■ YOUR INSTRUCTIONS ■
Each entry that follows is to be retyped exactly. Pictures do not belong in the copy.

>> Begin SUPPLIED DATA

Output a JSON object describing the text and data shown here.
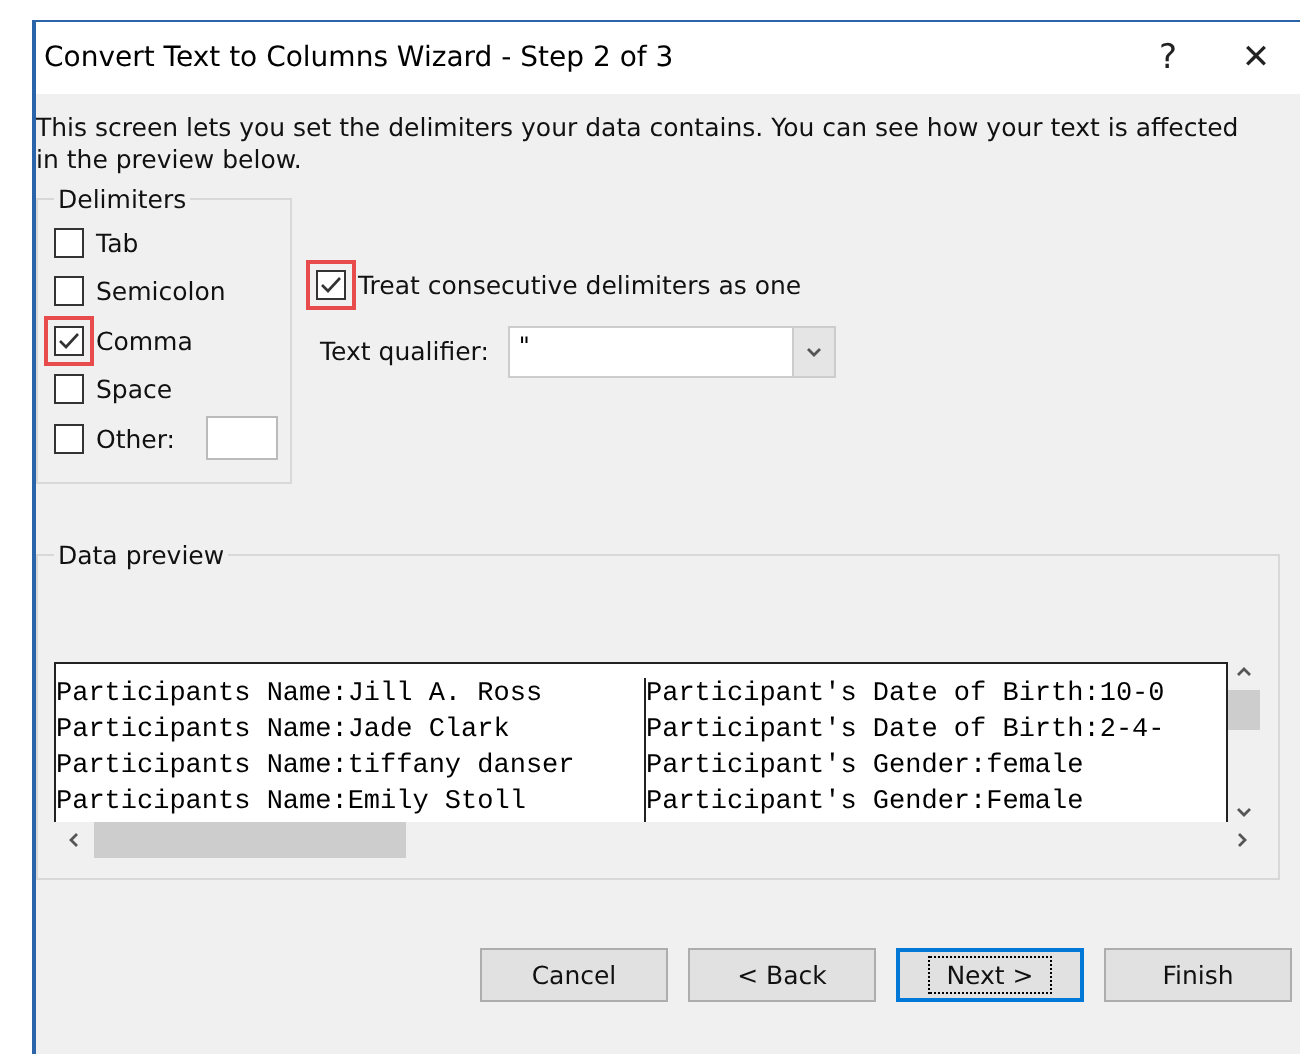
{
  "window": {
    "title": "Convert Text to Columns Wizard - Step 2 of 3",
    "help": "?",
    "close": "✕"
  },
  "intro": "This screen lets you set the delimiters your data contains.  You can see how your text is affected in the preview below.",
  "delimiters": {
    "title": "Delimiters",
    "items": [
      {
        "label": "Tab",
        "checked": false,
        "highlighted": false
      },
      {
        "label": "Semicolon",
        "checked": false,
        "highlighted": false
      },
      {
        "label": "Comma",
        "checked": true,
        "highlighted": true
      },
      {
        "label": "Space",
        "checked": false,
        "highlighted": false
      },
      {
        "label": "Other:",
        "checked": false,
        "highlighted": false,
        "kind": "other"
      }
    ]
  },
  "consecutive": {
    "label": "Treat consecutive delimiters as one",
    "checked": true,
    "highlighted": true
  },
  "qualifier": {
    "label": "Text qualifier:",
    "value": "\""
  },
  "preview": {
    "title": "Data preview",
    "rows": [
      [
        "Participants Name:Jill A. Ross",
        "Participant's Date of Birth:10-0"
      ],
      [
        "Participants Name:Jade Clark",
        "Participant's Date of Birth:2-4-"
      ],
      [
        "Participants Name:tiffany danser",
        "Participant's Gender:female"
      ],
      [
        "Participants Name:Emily Stoll",
        "Participant's Gender:Female"
      ]
    ]
  },
  "buttons": [
    {
      "label": "Cancel",
      "default": false
    },
    {
      "label": "< Back",
      "default": false
    },
    {
      "label": "Next >",
      "default": true
    },
    {
      "label": "Finish",
      "default": false
    }
  ]
}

>> End SUPPLIED DATA

■ THE ANSWER ■
Output a JSON object describing the text and data shown here.
{
  "window": {
    "title": "Convert Text to Columns Wizard - Step 2 of 3",
    "help": "?",
    "close": "✕"
  },
  "intro": "This screen lets you set the delimiters your data contains.  You can see how your text is affected in the preview below.",
  "delimiters": {
    "title": "Delimiters",
    "items": [
      {
        "label": "Tab",
        "checked": false,
        "highlighted": false
      },
      {
        "label": "Semicolon",
        "checked": false,
        "highlighted": false
      },
      {
        "label": "Comma",
        "checked": true,
        "highlighted": true
      },
      {
        "label": "Space",
        "checked": false,
        "highlighted": false
      },
      {
        "label": "Other:",
        "checked": false,
        "highlighted": false,
        "kind": "other"
      }
    ]
  },
  "consecutive": {
    "label": "Treat consecutive delimiters as one",
    "checked": true,
    "highlighted": true
  },
  "qualifier": {
    "label": "Text qualifier:",
    "value": "\""
  },
  "preview": {
    "title": "Data preview",
    "rows": [
      [
        "Participants Name:Jill A. Ross",
        "Participant's Date of Birth:10-0"
      ],
      [
        "Participants Name:Jade Clark",
        "Participant's Date of Birth:2-4-"
      ],
      [
        "Participants Name:tiffany danser",
        "Participant's Gender:female"
      ],
      [
        "Participants Name:Emily Stoll",
        "Participant's Gender:Female"
      ]
    ]
  },
  "buttons": [
    {
      "label": "Cancel",
      "default": false
    },
    {
      "label": "< Back",
      "default": false
    },
    {
      "label": "Next >",
      "default": true
    },
    {
      "label": "Finish",
      "default": false
    }
  ]
}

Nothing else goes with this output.